*Work to be completed*: Begin with the line that contains "Enumerate this screenshot's" and continue down through the line that contains "Transcribe this image's"; reproduce those lines exactly and only those.
Start Data records
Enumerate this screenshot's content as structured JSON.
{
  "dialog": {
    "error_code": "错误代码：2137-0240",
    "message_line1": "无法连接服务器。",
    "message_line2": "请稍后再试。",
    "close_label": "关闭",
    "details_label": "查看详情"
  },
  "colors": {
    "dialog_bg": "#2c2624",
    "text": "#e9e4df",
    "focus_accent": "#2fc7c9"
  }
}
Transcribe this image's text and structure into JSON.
End Data records
Start Data records
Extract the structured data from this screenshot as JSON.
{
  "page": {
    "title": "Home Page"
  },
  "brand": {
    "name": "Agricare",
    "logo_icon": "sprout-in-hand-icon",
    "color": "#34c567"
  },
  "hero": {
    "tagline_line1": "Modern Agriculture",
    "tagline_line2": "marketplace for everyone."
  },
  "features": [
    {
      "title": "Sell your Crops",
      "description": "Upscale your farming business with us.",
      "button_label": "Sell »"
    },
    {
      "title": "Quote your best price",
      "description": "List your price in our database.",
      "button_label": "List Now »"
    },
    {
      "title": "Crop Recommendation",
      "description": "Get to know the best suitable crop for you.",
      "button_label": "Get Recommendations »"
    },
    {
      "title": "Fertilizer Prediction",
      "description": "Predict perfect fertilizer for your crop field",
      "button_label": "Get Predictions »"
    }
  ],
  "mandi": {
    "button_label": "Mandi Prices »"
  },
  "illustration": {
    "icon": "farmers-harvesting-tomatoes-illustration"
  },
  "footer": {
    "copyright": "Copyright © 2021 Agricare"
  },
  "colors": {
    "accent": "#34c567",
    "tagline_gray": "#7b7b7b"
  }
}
End Data records
*Written solution*:
Enumerate this screenshot's content as structured JSON.
{
  "dialog": {
    "error_code": "错误代码：2137-0240",
    "message_line1": "无法连接服务器。",
    "message_line2": "请稍后再试。",
    "close_label": "关闭",
    "details_label": "查看详情"
  },
  "colors": {
    "dialog_bg": "#2c2624",
    "text": "#e9e4df",
    "focus_accent": "#2fc7c9"
  }
}
Transcribe this image's text and structure into JSON.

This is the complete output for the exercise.